**GIVEN PROBLEM**
Give the count of lines that include the string "ylabel". Add nothing to it.

**GIVEN RECORDS**
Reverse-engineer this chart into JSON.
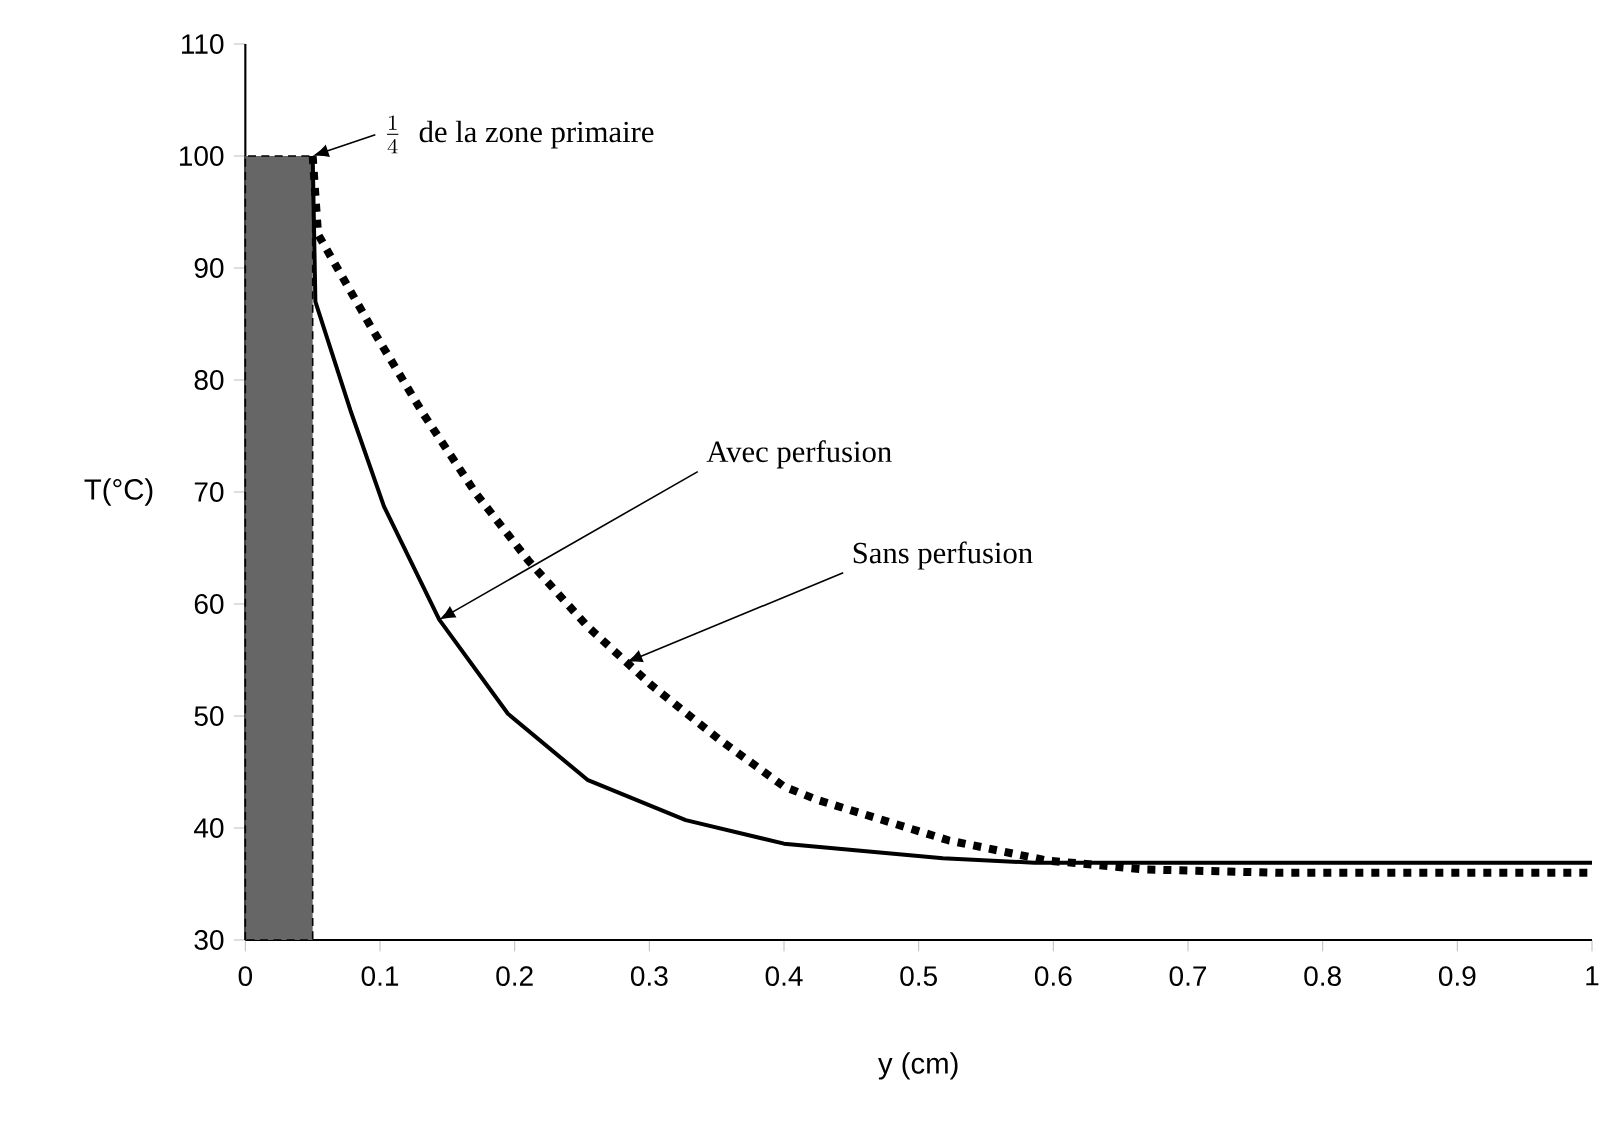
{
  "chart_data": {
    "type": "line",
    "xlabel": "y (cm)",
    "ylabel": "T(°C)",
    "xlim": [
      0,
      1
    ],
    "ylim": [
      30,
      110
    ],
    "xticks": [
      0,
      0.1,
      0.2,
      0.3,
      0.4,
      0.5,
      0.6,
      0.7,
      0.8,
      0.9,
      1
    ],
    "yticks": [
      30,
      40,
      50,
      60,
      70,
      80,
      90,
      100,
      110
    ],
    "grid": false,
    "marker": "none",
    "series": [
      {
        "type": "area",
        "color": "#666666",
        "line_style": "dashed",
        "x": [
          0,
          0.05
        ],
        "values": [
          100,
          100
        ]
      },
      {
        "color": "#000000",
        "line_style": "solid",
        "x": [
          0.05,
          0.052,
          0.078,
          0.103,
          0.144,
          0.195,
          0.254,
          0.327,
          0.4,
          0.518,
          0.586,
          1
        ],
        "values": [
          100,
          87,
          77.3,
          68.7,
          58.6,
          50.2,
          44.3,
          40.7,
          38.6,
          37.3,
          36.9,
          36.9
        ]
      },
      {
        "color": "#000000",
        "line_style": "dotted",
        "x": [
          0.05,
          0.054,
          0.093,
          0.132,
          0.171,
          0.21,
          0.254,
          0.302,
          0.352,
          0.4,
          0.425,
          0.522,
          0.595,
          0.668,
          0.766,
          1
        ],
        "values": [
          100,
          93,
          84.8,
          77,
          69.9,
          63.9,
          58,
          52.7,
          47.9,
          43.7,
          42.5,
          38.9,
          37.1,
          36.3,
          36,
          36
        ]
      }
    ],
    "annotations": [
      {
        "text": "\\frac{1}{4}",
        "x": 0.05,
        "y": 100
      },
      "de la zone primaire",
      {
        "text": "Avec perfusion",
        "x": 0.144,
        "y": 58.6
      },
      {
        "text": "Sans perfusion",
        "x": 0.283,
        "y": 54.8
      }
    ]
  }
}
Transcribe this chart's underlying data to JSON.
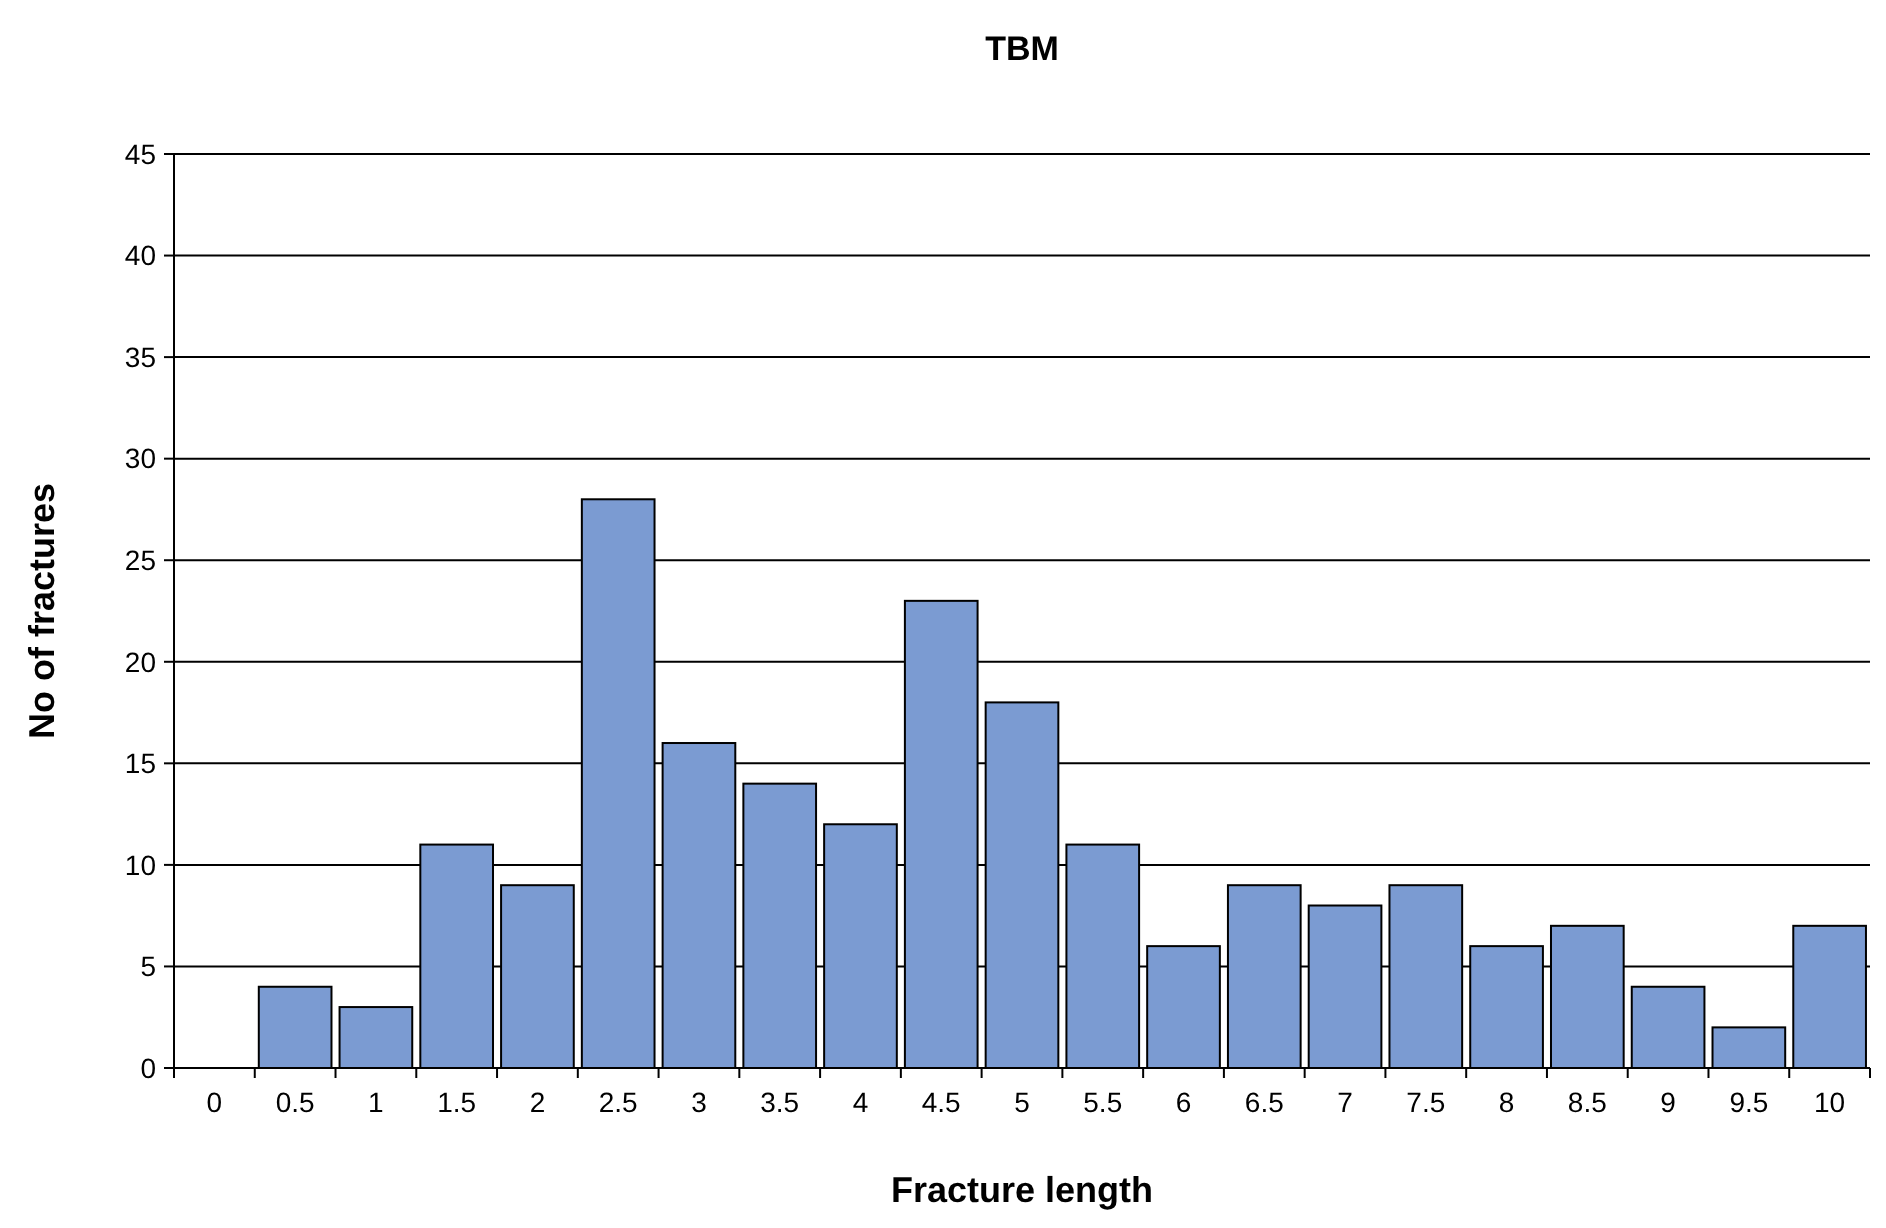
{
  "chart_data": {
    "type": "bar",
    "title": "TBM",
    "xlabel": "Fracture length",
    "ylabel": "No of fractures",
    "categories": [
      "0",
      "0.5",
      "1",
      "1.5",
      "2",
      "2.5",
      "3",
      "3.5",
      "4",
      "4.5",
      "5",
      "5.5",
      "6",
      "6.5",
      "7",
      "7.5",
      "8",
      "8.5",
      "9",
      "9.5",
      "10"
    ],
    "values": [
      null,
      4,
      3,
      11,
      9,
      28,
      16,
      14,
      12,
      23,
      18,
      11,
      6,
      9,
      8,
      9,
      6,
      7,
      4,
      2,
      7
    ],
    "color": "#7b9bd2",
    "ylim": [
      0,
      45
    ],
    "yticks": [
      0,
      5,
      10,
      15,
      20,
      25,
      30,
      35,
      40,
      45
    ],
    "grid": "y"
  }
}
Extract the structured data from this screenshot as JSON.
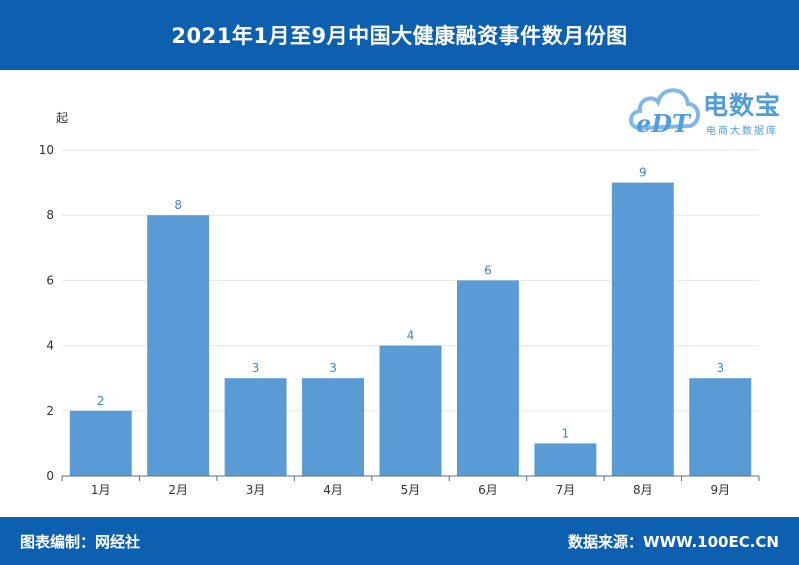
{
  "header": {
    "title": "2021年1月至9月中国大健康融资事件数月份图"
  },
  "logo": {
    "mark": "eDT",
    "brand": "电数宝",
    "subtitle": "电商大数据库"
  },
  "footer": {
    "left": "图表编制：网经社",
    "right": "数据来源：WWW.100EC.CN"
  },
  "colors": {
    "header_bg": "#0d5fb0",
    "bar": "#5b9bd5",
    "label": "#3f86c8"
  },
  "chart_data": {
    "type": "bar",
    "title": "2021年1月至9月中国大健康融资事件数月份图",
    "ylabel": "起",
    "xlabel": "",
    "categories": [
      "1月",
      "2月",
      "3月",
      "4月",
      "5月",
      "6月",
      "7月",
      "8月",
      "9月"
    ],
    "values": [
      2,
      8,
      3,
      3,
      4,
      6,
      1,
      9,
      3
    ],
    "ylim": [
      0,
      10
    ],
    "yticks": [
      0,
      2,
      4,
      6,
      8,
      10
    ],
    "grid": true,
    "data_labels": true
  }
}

**RESPONSE TO THE EXERCISE**
3